start Extracted information

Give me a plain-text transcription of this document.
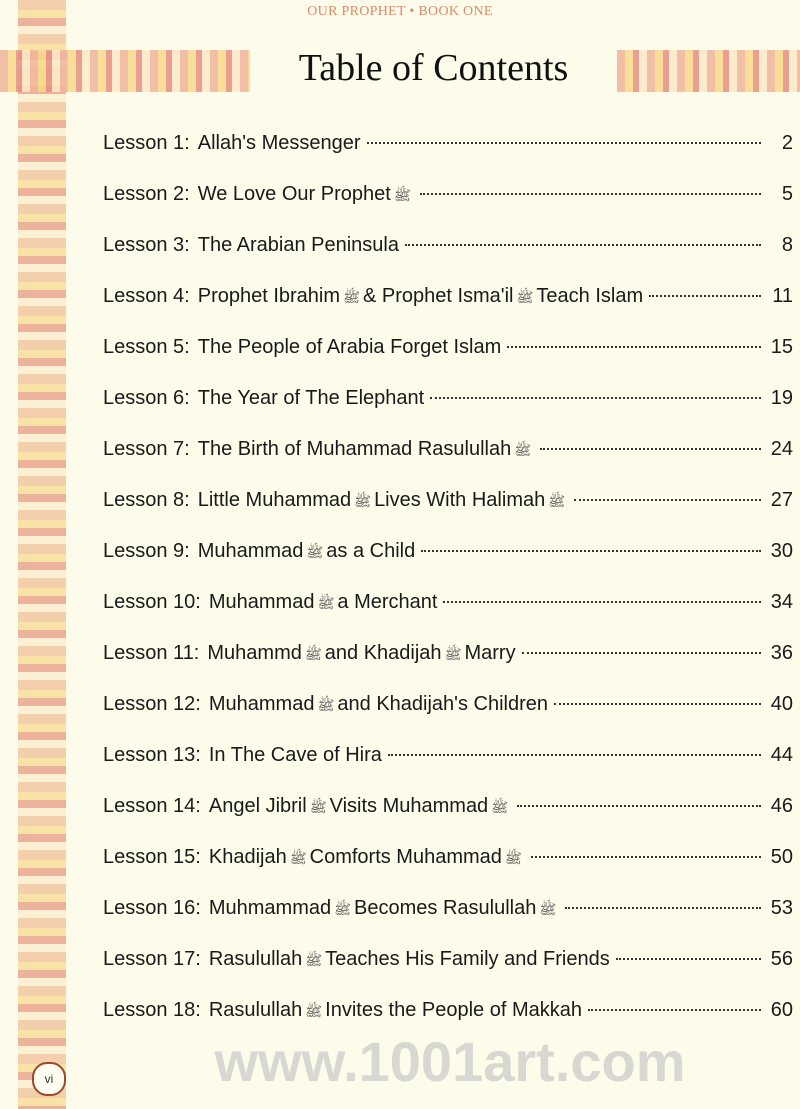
OUR PROPHET • BOOK ONE
Table of Contents
Lesson 1: Allah's Messenger	2
Lesson 2: We Love Our Prophet ﷺ	5
Lesson 3: The Arabian Peninsula	8
Lesson 4: Prophet Ibrahim ﷺ & Prophet Isma'il ﷺ Teach Islam	11
Lesson 5: The People of Arabia Forget Islam	15
Lesson 6: The Year of The Elephant	19
Lesson 7: The Birth of Muhammad Rasulullah ﷺ	24
Lesson 8: Little Muhammad ﷺ Lives With Halimah ﷺ	27
Lesson 9: Muhammad ﷺ as a Child	30
Lesson 10: Muhammad ﷺ a Merchant	34
Lesson 11: Muhammd ﷺ and Khadijah ﷺ Marry	36
Lesson 12: Muhammad ﷺ and Khadijah's Children	40
Lesson 13: In The Cave of Hira	44
Lesson 14: Angel Jibril ﷺ Visits Muhammad ﷺ	46
Lesson 15: Khadijah ﷺ Comforts Muhammad ﷺ	50
Lesson 16: Muhmammad ﷺ Becomes Rasulullah ﷺ	53
Lesson 17: Rasulullah ﷺ Teaches His Family and Friends	56
Lesson 18: Rasulullah ﷺ Invites the People of Makkah	60
www.1001art.com
vi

end Extracted information

Exclude every picture and copy the remaining data exactly.

Give me a plain-text transcription of this document.
OUR PROPHET • BOOK ONE
Table of Contents
Lesson 1: Allah's Messenger	2
Lesson 2: We Love Our Prophet ﷺ	5
Lesson 3: The Arabian Peninsula	8
Lesson 4: Prophet Ibrahim ﷺ & Prophet Isma'il ﷺ Teach Islam	11
Lesson 5: The People of Arabia Forget Islam	15
Lesson 6: The Year of The Elephant	19
Lesson 7: The Birth of Muhammad Rasulullah ﷺ	24
Lesson 8: Little Muhammad ﷺ Lives With Halimah ﷺ	27
Lesson 9: Muhammad ﷺ as a Child	30
Lesson 10: Muhammad ﷺ a Merchant	34
Lesson 11: Muhammd ﷺ and Khadijah ﷺ Marry	36
Lesson 12: Muhammad ﷺ and Khadijah's Children	40
Lesson 13: In The Cave of Hira	44
Lesson 14: Angel Jibril ﷺ Visits Muhammad ﷺ	46
Lesson 15: Khadijah ﷺ Comforts Muhammad ﷺ	50
Lesson 16: Muhmammad ﷺ Becomes Rasulullah ﷺ	53
Lesson 17: Rasulullah ﷺ Teaches His Family and Friends	56
Lesson 18: Rasulullah ﷺ Invites the People of Makkah	60
www.1001art.com
vi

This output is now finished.